● **Work required**
Give the listing again character for character, but drop the images.

□ □ □ □

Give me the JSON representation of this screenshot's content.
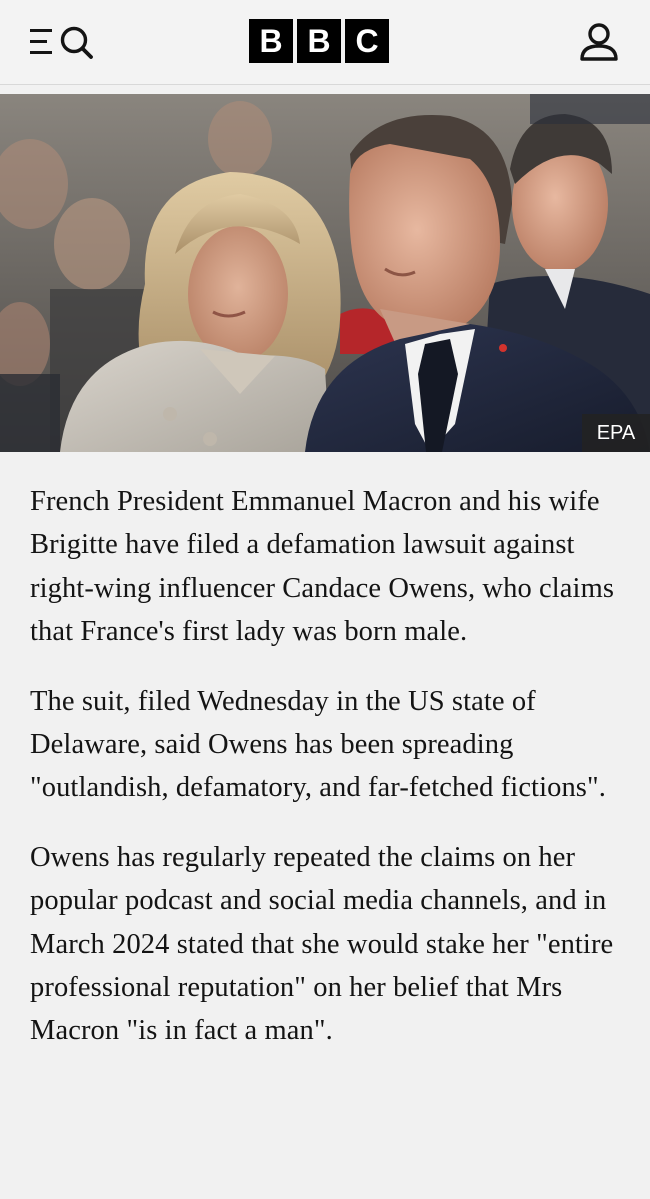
{
  "header": {
    "logo_letters": [
      "B",
      "B",
      "C"
    ],
    "menu_icon": "menu-search-icon",
    "account_icon": "account-icon"
  },
  "hero": {
    "credit": "EPA"
  },
  "article": {
    "paragraphs": [
      "French President Emmanuel Macron and his wife Brigitte have filed a defamation lawsuit against right-wing influencer Candace Owens, who claims that France's first lady was born male.",
      "The suit, filed Wednesday in the US state of Delaware, said Owens has been spreading \"outlandish, defamatory, and far-fetched fictions\".",
      "Owens has regularly repeated the claims on her popular podcast and social media channels, and in March 2024 stated that she would stake her \"entire professional reputation\" on her belief that Mrs Macron \"is in fact a man\"."
    ]
  },
  "colors": {
    "background": "#f1f1f1",
    "text": "#141414",
    "logo": "#000000",
    "credit_bg": "#222222"
  }
}
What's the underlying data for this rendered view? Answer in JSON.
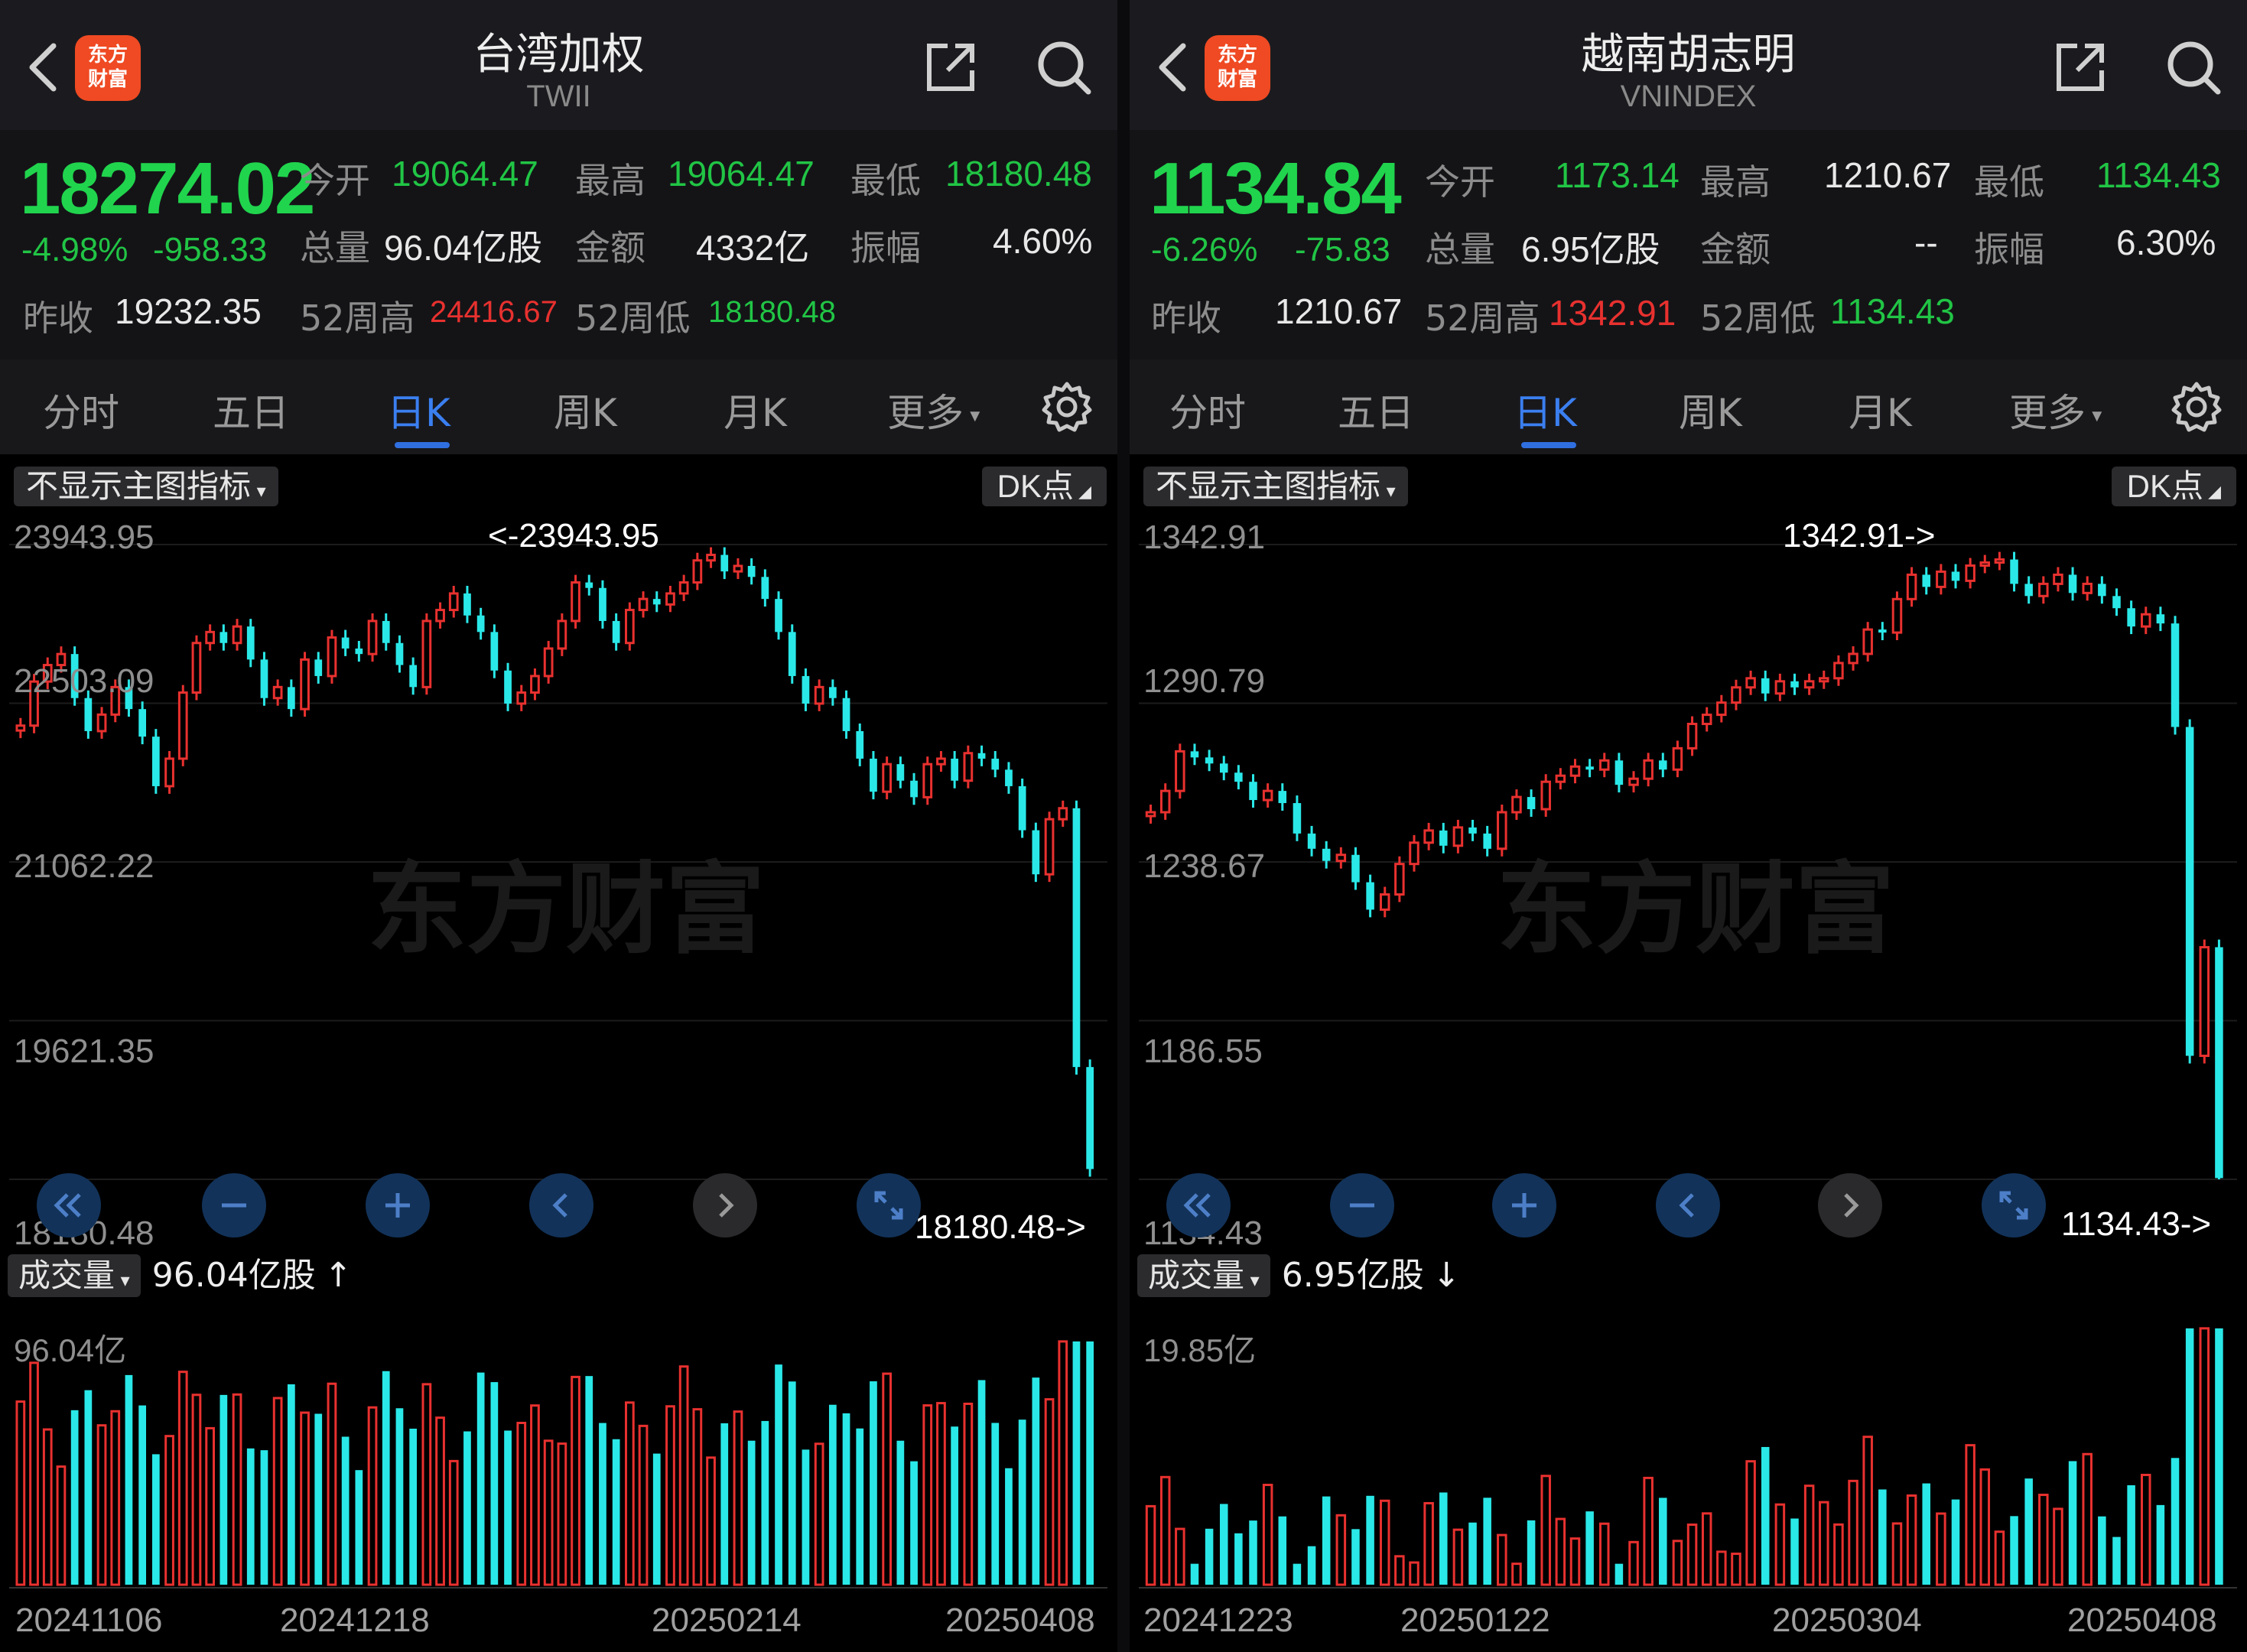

□ □ □ □

● **Task response**
Give me the JSON representation of this screenshot's content.
{
  "header": {
    "logo_letters": [
      "B",
      "B",
      "C"
    ],
    "menu_icon": "menu-search-icon",
    "account_icon": "account-icon"
  },
  "hero": {
    "credit": "EPA"
  },
  "article": {
    "paragraphs": [
      "French President Emmanuel Macron and his wife Brigitte have filed a defamation lawsuit against right-wing influencer Candace Owens, who claims that France's first lady was born male.",
      "The suit, filed Wednesday in the US state of Delaware, said Owens has been spreading \"outlandish, defamatory, and far-fetched fictions\".",
      "Owens has regularly repeated the claims on her popular podcast and social media channels, and in March 2024 stated that she would stake her \"entire professional reputation\" on her belief that Mrs Macron \"is in fact a man\"."
    ]
  },
  "colors": {
    "background": "#f1f1f1",
    "text": "#141414",
    "logo": "#000000",
    "credit_bg": "#222222"
  }
}
What's the underlying data for this rendered view? Answer in JSON.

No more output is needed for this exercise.